"""

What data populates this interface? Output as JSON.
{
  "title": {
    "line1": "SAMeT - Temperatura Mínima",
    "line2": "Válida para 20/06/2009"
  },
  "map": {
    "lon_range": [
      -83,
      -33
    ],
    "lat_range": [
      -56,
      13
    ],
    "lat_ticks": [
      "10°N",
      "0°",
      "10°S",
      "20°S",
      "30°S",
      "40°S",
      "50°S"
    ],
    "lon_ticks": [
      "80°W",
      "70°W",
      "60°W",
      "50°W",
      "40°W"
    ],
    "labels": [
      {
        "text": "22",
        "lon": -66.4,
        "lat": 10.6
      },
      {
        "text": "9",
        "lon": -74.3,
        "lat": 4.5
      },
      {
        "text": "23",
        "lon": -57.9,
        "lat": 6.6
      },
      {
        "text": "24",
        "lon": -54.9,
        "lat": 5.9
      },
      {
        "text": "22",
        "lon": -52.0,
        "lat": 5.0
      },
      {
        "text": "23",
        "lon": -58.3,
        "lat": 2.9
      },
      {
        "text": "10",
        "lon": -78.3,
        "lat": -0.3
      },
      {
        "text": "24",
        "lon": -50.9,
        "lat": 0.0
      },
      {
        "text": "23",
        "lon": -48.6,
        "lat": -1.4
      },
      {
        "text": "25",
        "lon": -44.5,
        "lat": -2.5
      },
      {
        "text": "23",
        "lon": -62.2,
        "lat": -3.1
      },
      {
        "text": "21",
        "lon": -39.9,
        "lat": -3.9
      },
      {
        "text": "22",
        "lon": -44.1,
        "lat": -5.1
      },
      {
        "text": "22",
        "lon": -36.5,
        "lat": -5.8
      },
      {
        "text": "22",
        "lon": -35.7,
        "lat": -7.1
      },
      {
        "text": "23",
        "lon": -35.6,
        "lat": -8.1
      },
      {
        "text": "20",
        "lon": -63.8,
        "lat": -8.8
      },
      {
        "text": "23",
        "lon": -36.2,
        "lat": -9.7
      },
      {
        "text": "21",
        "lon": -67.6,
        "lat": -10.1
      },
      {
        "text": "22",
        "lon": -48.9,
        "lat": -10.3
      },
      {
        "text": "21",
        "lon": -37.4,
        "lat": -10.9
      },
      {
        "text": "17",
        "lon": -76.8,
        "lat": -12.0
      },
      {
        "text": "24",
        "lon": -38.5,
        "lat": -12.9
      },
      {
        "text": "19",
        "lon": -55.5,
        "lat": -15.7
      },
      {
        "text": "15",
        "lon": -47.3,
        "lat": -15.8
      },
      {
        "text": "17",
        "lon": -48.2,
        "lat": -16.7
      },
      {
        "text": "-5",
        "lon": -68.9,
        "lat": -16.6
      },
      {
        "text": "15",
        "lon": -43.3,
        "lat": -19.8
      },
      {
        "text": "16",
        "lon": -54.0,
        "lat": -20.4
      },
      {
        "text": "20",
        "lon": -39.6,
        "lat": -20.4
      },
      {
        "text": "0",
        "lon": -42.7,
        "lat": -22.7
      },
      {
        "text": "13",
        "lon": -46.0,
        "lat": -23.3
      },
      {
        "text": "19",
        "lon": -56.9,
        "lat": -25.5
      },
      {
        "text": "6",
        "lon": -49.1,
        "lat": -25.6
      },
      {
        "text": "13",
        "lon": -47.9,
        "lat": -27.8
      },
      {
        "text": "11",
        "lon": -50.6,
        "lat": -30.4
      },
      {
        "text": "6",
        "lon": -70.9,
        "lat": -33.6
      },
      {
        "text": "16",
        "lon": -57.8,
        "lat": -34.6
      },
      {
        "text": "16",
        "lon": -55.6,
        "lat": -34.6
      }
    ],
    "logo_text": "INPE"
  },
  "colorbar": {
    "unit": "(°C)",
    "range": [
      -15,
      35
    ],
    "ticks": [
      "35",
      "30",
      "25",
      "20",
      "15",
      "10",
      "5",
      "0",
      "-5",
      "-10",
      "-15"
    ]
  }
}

"""

- Goal of the exercise
Quote each line of the data above exactly as written.

- Solution for this problem
What data populates this interface? Output as JSON.
{
  "title": {
    "line1": "SAMeT - Temperatura Mínima",
    "line2": "Válida para 20/06/2009"
  },
  "map": {
    "lon_range": [
      -83,
      -33
    ],
    "lat_range": [
      -56,
      13
    ],
    "lat_ticks": [
      "10°N",
      "0°",
      "10°S",
      "20°S",
      "30°S",
      "40°S",
      "50°S"
    ],
    "lon_ticks": [
      "80°W",
      "70°W",
      "60°W",
      "50°W",
      "40°W"
    ],
    "labels": [
      {
        "text": "22",
        "lon": -66.4,
        "lat": 10.6
      },
      {
        "text": "9",
        "lon": -74.3,
        "lat": 4.5
      },
      {
        "text": "23",
        "lon": -57.9,
        "lat": 6.6
      },
      {
        "text": "24",
        "lon": -54.9,
        "lat": 5.9
      },
      {
        "text": "22",
        "lon": -52.0,
        "lat": 5.0
      },
      {
        "text": "23",
        "lon": -58.3,
        "lat": 2.9
      },
      {
        "text": "10",
        "lon": -78.3,
        "lat": -0.3
      },
      {
        "text": "24",
        "lon": -50.9,
        "lat": 0.0
      },
      {
        "text": "23",
        "lon": -48.6,
        "lat": -1.4
      },
      {
        "text": "25",
        "lon": -44.5,
        "lat": -2.5
      },
      {
        "text": "23",
        "lon": -62.2,
        "lat": -3.1
      },
      {
        "text": "21",
        "lon": -39.9,
        "lat": -3.9
      },
      {
        "text": "22",
        "lon": -44.1,
        "lat": -5.1
      },
      {
        "text": "22",
        "lon": -36.5,
        "lat": -5.8
      },
      {
        "text": "22",
        "lon": -35.7,
        "lat": -7.1
      },
      {
        "text": "23",
        "lon": -35.6,
        "lat": -8.1
      },
      {
        "text": "20",
        "lon": -63.8,
        "lat": -8.8
      },
      {
        "text": "23",
        "lon": -36.2,
        "lat": -9.7
      },
      {
        "text": "21",
        "lon": -67.6,
        "lat": -10.1
      },
      {
        "text": "22",
        "lon": -48.9,
        "lat": -10.3
      },
      {
        "text": "21",
        "lon": -37.4,
        "lat": -10.9
      },
      {
        "text": "17",
        "lon": -76.8,
        "lat": -12.0
      },
      {
        "text": "24",
        "lon": -38.5,
        "lat": -12.9
      },
      {
        "text": "19",
        "lon": -55.5,
        "lat": -15.7
      },
      {
        "text": "15",
        "lon": -47.3,
        "lat": -15.8
      },
      {
        "text": "17",
        "lon": -48.2,
        "lat": -16.7
      },
      {
        "text": "-5",
        "lon": -68.9,
        "lat": -16.6
      },
      {
        "text": "15",
        "lon": -43.3,
        "lat": -19.8
      },
      {
        "text": "16",
        "lon": -54.0,
        "lat": -20.4
      },
      {
        "text": "20",
        "lon": -39.6,
        "lat": -20.4
      },
      {
        "text": "0",
        "lon": -42.7,
        "lat": -22.7
      },
      {
        "text": "13",
        "lon": -46.0,
        "lat": -23.3
      },
      {
        "text": "19",
        "lon": -56.9,
        "lat": -25.5
      },
      {
        "text": "6",
        "lon": -49.1,
        "lat": -25.6
      },
      {
        "text": "13",
        "lon": -47.9,
        "lat": -27.8
      },
      {
        "text": "11",
        "lon": -50.6,
        "lat": -30.4
      },
      {
        "text": "6",
        "lon": -70.9,
        "lat": -33.6
      },
      {
        "text": "16",
        "lon": -57.8,
        "lat": -34.6
      },
      {
        "text": "16",
        "lon": -55.6,
        "lat": -34.6
      }
    ],
    "logo_text": "INPE"
  },
  "colorbar": {
    "unit": "(°C)",
    "range": [
      -15,
      35
    ],
    "ticks": [
      "35",
      "30",
      "25",
      "20",
      "15",
      "10",
      "5",
      "0",
      "-5",
      "-10",
      "-15"
    ]
  }
}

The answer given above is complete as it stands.